(A run of records)
----------------------------------------

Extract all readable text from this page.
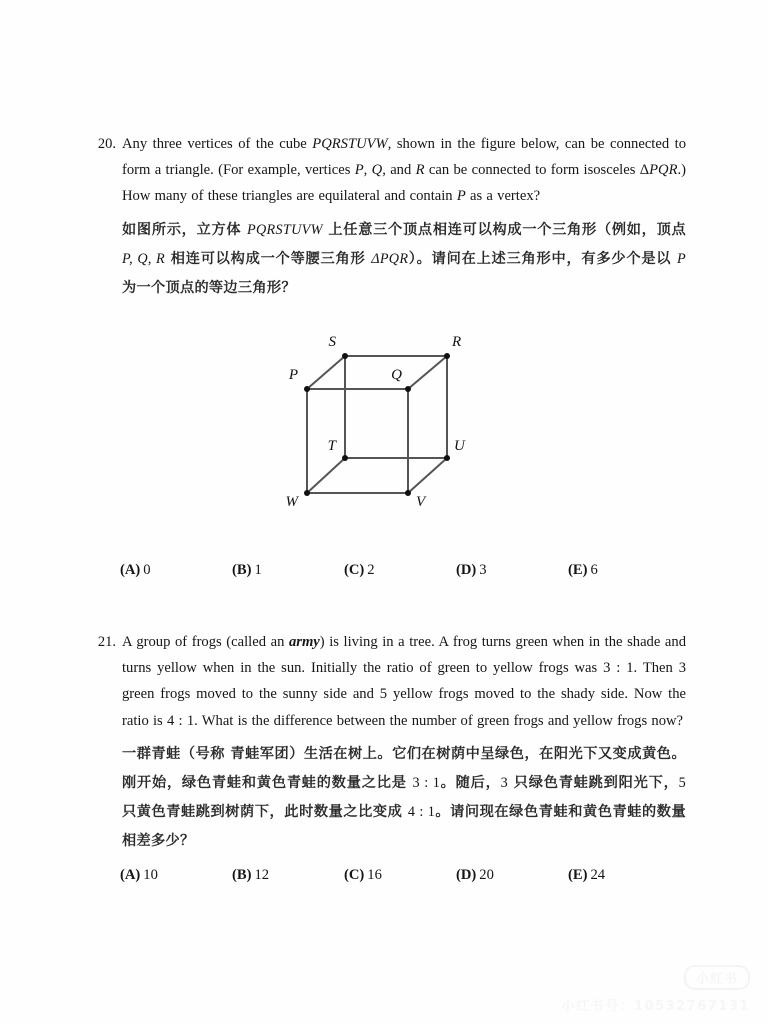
20. Any three vertices of the cube PQRSTUVW, shown in the figure below, can be connected to form a triangle. (For example, vertices P, Q, and R can be connected to form isosceles ΔPQR.) How many of these triangles are equilateral and contain P as a vertex?
如图所示，立方体 PQRSTUVW 上任意三个顶点相连可以构成一个三角形（例如，顶点 P, Q, R 相连可以构成一个等腰三角形 ΔPQR）。请问在上述三角形中，有多少个是以 P 为一个顶点的等边三角形？
S	R
P	Q
T	U
W	V
(A) 0	(B) 1	(C) 2	(D) 3	(E) 6
21. A group of frogs (called an army) is living in a tree. A frog turns green when in the shade and turns yellow when in the sun. Initially the ratio of green to yellow frogs was 3 : 1. Then 3 green frogs moved to the sunny side and 5 yellow frogs moved to the shady side. Now the ratio is 4 : 1. What is the difference between the number of green frogs and yellow frogs now?
一群青蛙（号称 青蛙军团）生活在树上。它们在树荫中呈绿色，在阳光下又变成黄色。刚开始，绿色青蛙和黄色青蛙的数量之比是 3 : 1。随后，3 只绿色青蛙跳到阳光下，5 只黄色青蛙跳到树荫下，此时数量之比变成 4 : 1。请问现在绿色青蛙和黄色青蛙的数量相差多少？
(A) 10	(B) 12	(C) 16	(D) 20	(E) 24
小红书
小红书号：10532767131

----------------------------------------

* [CHALLENGE] Identify each line of the material where the word "ΔPQR" shows up, and copy it.

* [RESPONSE TO THIS EXERCISE]
20. Any three vertices of the cube PQRSTUVW, shown in the figure below, can be connected to form a triangle. (For example, vertices P, Q, and R can be connected to form isosceles ΔPQR.) How many of these triangles are equilateral and contain P as a vertex?
如图所示，立方体 PQRSTUVW 上任意三个顶点相连可以构成一个三角形（例如，顶点 P, Q, R 相连可以构成一个等腰三角形 ΔPQR）。请问在上述三角形中，有多少个是以 P 为一个顶点的等边三角形？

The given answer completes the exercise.